Your instructions — Copy out every record precisely.

Supplied data —
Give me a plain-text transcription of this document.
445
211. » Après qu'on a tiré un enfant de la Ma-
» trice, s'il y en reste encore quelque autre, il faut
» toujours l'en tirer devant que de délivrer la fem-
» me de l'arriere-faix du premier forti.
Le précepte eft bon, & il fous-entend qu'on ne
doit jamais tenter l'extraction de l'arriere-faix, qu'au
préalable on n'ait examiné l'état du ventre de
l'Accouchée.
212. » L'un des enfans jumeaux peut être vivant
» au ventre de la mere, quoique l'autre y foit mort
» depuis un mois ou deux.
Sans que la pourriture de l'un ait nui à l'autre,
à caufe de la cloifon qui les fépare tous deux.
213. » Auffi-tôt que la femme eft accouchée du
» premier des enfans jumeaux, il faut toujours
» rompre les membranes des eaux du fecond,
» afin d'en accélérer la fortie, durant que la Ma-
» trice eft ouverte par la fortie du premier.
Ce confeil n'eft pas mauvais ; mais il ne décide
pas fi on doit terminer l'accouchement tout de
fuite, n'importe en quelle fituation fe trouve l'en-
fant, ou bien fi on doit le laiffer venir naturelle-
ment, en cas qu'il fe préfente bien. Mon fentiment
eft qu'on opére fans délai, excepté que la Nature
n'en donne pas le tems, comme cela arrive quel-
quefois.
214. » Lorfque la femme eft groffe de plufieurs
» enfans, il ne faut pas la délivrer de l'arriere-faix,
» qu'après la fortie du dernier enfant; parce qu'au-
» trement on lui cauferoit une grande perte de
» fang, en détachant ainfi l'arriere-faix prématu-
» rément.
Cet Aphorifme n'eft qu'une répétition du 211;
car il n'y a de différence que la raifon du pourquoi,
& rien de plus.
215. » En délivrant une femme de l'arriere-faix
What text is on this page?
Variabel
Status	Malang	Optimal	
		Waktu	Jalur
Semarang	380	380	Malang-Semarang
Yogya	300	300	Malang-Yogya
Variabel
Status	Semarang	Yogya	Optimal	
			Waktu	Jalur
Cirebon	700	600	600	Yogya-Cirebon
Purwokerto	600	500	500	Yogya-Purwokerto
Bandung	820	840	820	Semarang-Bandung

Solution for this exercise —
Give me a plain-text transcription of this document.
445
211. » Après qu'on a tiré un enfant de la Ma-
» trice, s'il y en reste encore quelque autre, il faut
» toujours l'en tirer devant que de délivrer la fem-
» me de l'arriere-faix du premier forti.
Le précepte eft bon, & il fous-entend qu'on ne
doit jamais tenter l'extraction de l'arriere-faix, qu'au
préalable on n'ait examiné l'état du ventre de
l'Accouchée.
212. » L'un des enfans jumeaux peut être vivant
» au ventre de la mere, quoique l'autre y foit mort
» depuis un mois ou deux.
Sans que la pourriture de l'un ait nui à l'autre,
à caufe de la cloifon qui les fépare tous deux.
213. » Auffi-tôt que la femme eft accouchée du
» premier des enfans jumeaux, il faut toujours
» rompre les membranes des eaux du fecond,
» afin d'en accélérer la fortie, durant que la Ma-
» trice eft ouverte par la fortie du premier.
Ce confeil n'eft pas mauvais ; mais il ne décide
pas fi on doit terminer l'accouchement tout de
fuite, n'importe en quelle fituation fe trouve l'en-
fant, ou bien fi on doit le laiffer venir naturelle-
ment, en cas qu'il fe préfente bien. Mon fentiment
eft qu'on opére fans délai, excepté que la Nature
n'en donne pas le tems, comme cela arrive quel-
quefois.
214. » Lorfque la femme eft groffe de plufieurs
» enfans, il ne faut pas la délivrer de l'arriere-faix,
» qu'après la fortie du dernier enfant; parce qu'au-
» trement on lui cauferoit une grande perte de
» fang, en détachant ainfi l'arriere-faix prématu-
» rément.
Cet Aphorifme n'eft qu'une répétition du 211;
car il n'y a de différence que la raifon du pourquoi,
& rien de plus.
215. » En délivrant une femme de l'arriere-faix
What text is on this page?
Variabel
Status	Malang	Optimal	
		Waktu	Jalur
Semarang	380	380	Malang-Semarang
Yogya	300	300	Malang-Yogya
Variabel
Status	Semarang	Yogya	Optimal	
			Waktu	Jalur
Cirebon	700	600	600	Yogya-Cirebon
Purwokerto	600	500	500	Yogya-Purwokerto
Bandung	820	840	820	Semarang-Bandung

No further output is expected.